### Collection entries
________
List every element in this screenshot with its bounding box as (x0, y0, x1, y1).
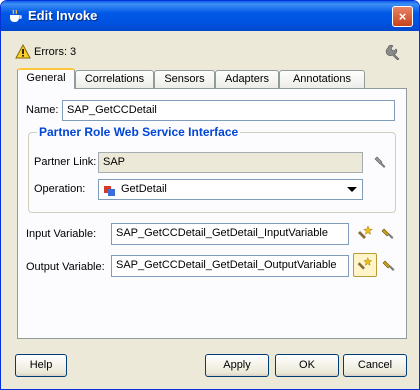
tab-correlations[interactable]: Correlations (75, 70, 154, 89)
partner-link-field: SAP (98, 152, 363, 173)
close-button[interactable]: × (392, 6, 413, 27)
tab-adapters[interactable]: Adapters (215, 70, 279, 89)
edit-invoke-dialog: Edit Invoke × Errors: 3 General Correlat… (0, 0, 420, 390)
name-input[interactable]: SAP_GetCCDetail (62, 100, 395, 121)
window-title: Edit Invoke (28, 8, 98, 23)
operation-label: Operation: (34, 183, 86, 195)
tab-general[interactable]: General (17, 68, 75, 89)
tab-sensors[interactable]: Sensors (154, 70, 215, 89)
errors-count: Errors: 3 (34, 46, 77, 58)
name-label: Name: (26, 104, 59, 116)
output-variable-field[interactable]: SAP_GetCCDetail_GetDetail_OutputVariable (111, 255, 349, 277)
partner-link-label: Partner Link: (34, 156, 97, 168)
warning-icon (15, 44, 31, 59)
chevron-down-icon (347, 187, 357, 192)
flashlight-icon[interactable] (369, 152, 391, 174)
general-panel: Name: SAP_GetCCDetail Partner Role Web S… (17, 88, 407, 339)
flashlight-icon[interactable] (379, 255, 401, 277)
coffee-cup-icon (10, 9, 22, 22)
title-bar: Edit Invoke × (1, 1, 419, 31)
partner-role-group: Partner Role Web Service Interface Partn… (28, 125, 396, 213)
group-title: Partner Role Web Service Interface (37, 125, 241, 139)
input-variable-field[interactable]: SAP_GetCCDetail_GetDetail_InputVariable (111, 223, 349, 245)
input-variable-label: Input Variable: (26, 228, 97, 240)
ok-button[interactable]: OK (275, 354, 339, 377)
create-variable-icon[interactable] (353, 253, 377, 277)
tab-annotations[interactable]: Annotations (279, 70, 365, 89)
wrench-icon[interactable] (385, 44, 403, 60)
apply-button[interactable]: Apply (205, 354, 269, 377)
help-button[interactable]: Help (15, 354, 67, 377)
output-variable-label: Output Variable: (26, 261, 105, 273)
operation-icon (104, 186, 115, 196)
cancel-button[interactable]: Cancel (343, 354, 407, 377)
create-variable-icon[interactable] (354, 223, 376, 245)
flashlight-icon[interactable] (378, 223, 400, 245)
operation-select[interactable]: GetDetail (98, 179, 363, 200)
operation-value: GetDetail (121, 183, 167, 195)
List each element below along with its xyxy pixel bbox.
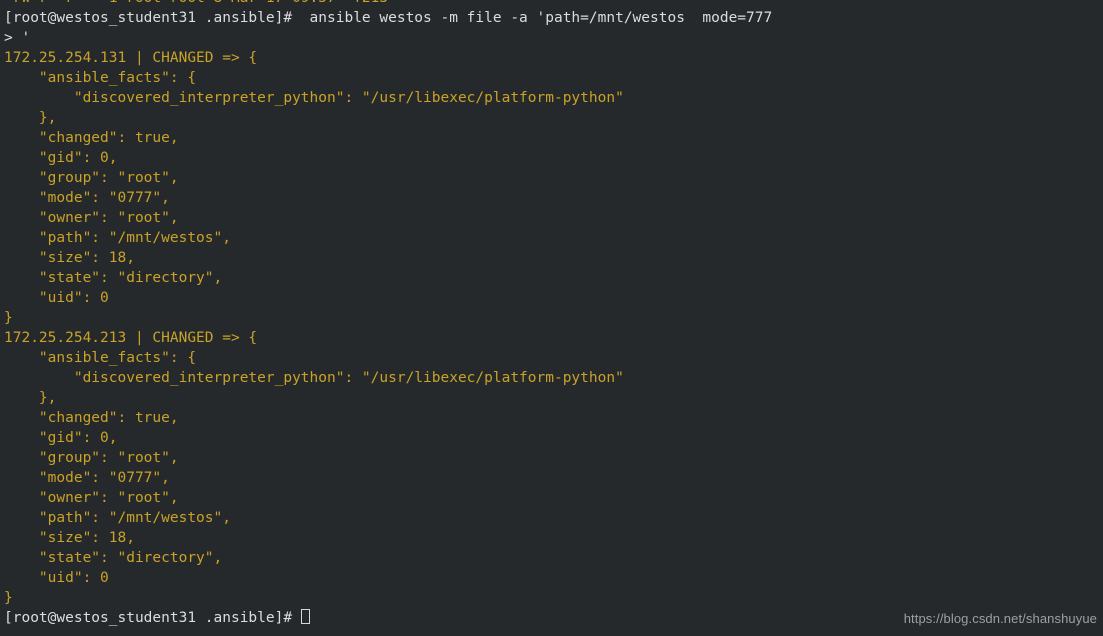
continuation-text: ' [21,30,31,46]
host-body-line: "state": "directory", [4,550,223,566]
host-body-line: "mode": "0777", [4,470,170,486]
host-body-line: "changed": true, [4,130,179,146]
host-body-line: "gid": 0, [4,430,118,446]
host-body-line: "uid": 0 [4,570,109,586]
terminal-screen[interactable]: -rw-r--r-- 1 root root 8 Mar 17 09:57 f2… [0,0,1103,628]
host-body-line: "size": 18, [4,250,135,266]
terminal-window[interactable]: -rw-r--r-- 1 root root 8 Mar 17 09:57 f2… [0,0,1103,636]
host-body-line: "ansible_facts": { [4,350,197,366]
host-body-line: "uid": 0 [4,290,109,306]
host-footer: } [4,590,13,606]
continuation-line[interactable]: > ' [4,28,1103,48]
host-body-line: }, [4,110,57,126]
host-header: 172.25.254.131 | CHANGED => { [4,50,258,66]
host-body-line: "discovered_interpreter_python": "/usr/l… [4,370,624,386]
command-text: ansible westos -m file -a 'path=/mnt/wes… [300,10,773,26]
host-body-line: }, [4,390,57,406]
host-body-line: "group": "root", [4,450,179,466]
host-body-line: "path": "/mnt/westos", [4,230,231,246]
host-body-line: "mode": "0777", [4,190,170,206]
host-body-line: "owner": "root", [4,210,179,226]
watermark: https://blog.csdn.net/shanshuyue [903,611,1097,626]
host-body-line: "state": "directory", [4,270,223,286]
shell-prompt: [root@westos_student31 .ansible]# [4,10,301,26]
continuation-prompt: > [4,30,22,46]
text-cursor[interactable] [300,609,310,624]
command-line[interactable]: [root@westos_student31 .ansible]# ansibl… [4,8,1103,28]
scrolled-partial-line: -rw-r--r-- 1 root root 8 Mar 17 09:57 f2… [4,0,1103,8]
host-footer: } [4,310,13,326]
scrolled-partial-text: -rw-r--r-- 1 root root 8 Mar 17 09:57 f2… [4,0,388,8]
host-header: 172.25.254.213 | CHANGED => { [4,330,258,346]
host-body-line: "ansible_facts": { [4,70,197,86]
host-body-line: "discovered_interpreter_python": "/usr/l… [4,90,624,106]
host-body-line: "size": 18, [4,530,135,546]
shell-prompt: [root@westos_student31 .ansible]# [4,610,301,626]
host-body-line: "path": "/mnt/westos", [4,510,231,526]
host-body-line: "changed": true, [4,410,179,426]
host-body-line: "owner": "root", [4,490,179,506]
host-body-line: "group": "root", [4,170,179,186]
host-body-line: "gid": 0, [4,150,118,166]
________
### Your objective
Can you return every one of the lines above unchanged, character for character, but without the pictures?

### Solution to the problem
List every element in this screenshot with its bounding box as (x0, y0, x1, y1).
tab-correlations[interactable]: Correlations (75, 70, 154, 89)
partner-link-field: SAP (98, 152, 363, 173)
close-button[interactable]: × (392, 6, 413, 27)
tab-adapters[interactable]: Adapters (215, 70, 279, 89)
edit-invoke-dialog: Edit Invoke × Errors: 3 General Correlat… (0, 0, 420, 390)
name-input[interactable]: SAP_GetCCDetail (62, 100, 395, 121)
window-title: Edit Invoke (28, 8, 98, 23)
operation-label: Operation: (34, 183, 86, 195)
tab-general[interactable]: General (17, 68, 75, 89)
tab-sensors[interactable]: Sensors (154, 70, 215, 89)
errors-count: Errors: 3 (34, 46, 77, 58)
name-label: Name: (26, 104, 59, 116)
output-variable-field[interactable]: SAP_GetCCDetail_GetDetail_OutputVariable (111, 255, 349, 277)
partner-link-label: Partner Link: (34, 156, 97, 168)
warning-icon (15, 44, 31, 59)
chevron-down-icon (347, 187, 357, 192)
flashlight-icon[interactable] (369, 152, 391, 174)
general-panel: Name: SAP_GetCCDetail Partner Role Web S… (17, 88, 407, 339)
flashlight-icon[interactable] (379, 255, 401, 277)
coffee-cup-icon (10, 9, 22, 22)
title-bar: Edit Invoke × (1, 1, 419, 31)
partner-role-group: Partner Role Web Service Interface Partn… (28, 125, 396, 213)
group-title: Partner Role Web Service Interface (37, 125, 241, 139)
input-variable-field[interactable]: SAP_GetCCDetail_GetDetail_InputVariable (111, 223, 349, 245)
input-variable-label: Input Variable: (26, 228, 97, 240)
ok-button[interactable]: OK (275, 354, 339, 377)
create-variable-icon[interactable] (353, 253, 377, 277)
tab-annotations[interactable]: Annotations (279, 70, 365, 89)
wrench-icon[interactable] (385, 44, 403, 60)
apply-button[interactable]: Apply (205, 354, 269, 377)
help-button[interactable]: Help (15, 354, 67, 377)
output-variable-label: Output Variable: (26, 261, 105, 273)
operation-icon (104, 186, 115, 196)
cancel-button[interactable]: Cancel (343, 354, 407, 377)
create-variable-icon[interactable] (354, 223, 376, 245)
flashlight-icon[interactable] (378, 223, 400, 245)
operation-select[interactable]: GetDetail (98, 179, 363, 200)
operation-value: GetDetail (121, 183, 167, 195)
List each element below along with its xyxy pixel bbox.
continuation-text: ' [21,30,31,46]
host-body-line: "state": "directory", [4,550,223,566]
host-body-line: "mode": "0777", [4,470,170,486]
host-body-line: "changed": true, [4,130,179,146]
host-body-line: "gid": 0, [4,430,118,446]
host-body-line: "uid": 0 [4,570,109,586]
terminal-screen[interactable]: -rw-r--r-- 1 root root 8 Mar 17 09:57 f2… [0,0,1103,628]
host-body-line: "size": 18, [4,250,135,266]
terminal-window[interactable]: -rw-r--r-- 1 root root 8 Mar 17 09:57 f2… [0,0,1103,636]
host-body-line: "ansible_facts": { [4,350,197,366]
host-body-line: "uid": 0 [4,290,109,306]
host-footer: } [4,590,13,606]
continuation-line[interactable]: > ' [4,28,1103,48]
host-body-line: }, [4,110,57,126]
host-header: 172.25.254.131 | CHANGED => { [4,50,258,66]
host-body-line: "discovered_interpreter_python": "/usr/l… [4,370,624,386]
command-text: ansible westos -m file -a 'path=/mnt/wes… [300,10,773,26]
host-body-line: }, [4,390,57,406]
host-body-line: "group": "root", [4,450,179,466]
host-body-line: "path": "/mnt/westos", [4,230,231,246]
host-body-line: "mode": "0777", [4,190,170,206]
host-body-line: "owner": "root", [4,210,179,226]
watermark: https://blog.csdn.net/shanshuyue [903,611,1097,626]
host-body-line: "state": "directory", [4,270,223,286]
shell-prompt: [root@westos_student31 .ansible]# [4,10,301,26]
continuation-prompt: > [4,30,22,46]
text-cursor[interactable] [300,609,310,624]
command-line[interactable]: [root@westos_student31 .ansible]# ansibl… [4,8,1103,28]
scrolled-partial-line: -rw-r--r-- 1 root root 8 Mar 17 09:57 f2… [4,0,1103,8]
host-footer: } [4,310,13,326]
scrolled-partial-text: -rw-r--r-- 1 root root 8 Mar 17 09:57 f2… [4,0,388,8]
host-header: 172.25.254.213 | CHANGED => { [4,330,258,346]
host-body-line: "ansible_facts": { [4,70,197,86]
host-body-line: "discovered_interpreter_python": "/usr/l… [4,90,624,106]
host-body-line: "size": 18, [4,530,135,546]
shell-prompt: [root@westos_student31 .ansible]# [4,610,301,626]
host-body-line: "path": "/mnt/westos", [4,510,231,526]
host-body-line: "changed": true, [4,410,179,426]
host-body-line: "owner": "root", [4,490,179,506]
host-body-line: "group": "root", [4,170,179,186]
host-body-line: "gid": 0, [4,150,118,166]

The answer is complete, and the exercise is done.